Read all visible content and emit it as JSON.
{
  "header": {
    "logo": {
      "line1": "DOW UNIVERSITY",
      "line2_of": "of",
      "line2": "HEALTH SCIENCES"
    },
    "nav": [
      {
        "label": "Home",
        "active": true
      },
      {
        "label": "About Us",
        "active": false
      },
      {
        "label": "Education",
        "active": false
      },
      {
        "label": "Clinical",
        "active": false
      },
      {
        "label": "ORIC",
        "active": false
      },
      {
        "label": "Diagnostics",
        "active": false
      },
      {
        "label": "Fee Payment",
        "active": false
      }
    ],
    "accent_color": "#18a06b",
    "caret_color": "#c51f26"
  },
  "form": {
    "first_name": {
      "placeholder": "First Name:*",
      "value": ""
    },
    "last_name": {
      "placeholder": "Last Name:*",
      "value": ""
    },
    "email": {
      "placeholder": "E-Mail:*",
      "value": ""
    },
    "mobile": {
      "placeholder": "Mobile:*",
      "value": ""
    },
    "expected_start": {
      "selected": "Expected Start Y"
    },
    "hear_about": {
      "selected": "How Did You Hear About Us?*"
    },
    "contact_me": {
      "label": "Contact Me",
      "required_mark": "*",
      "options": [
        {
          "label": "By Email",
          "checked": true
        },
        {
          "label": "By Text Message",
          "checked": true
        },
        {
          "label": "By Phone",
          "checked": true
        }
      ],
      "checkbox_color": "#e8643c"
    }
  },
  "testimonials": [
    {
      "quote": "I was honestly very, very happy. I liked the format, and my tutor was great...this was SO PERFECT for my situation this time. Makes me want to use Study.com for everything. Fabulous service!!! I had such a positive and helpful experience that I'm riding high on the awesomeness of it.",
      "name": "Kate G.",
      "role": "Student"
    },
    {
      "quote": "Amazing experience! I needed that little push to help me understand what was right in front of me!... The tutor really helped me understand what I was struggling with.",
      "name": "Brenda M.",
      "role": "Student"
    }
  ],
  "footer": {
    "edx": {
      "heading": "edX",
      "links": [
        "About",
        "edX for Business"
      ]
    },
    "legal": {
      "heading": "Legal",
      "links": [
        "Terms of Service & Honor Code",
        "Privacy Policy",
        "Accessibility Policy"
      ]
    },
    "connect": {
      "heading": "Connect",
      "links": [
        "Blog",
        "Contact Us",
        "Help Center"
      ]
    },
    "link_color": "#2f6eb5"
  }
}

*Problem statement*. Copy out every line where the word "quote" occurs.

*Result of this task*.
      "quote": "I was honestly very, very happy. I liked the format, and my tutor was great...this was SO PERFECT for my situation this time. Makes me want to use Study.com for everything. Fabulous service!!! I had such a positive and helpful experience that I'm riding high on the awesomeness of it.",
      "quote": "Amazing experience! I needed that little push to help me understand what was right in front of me!... The tutor really helped me understand what I was struggling with.",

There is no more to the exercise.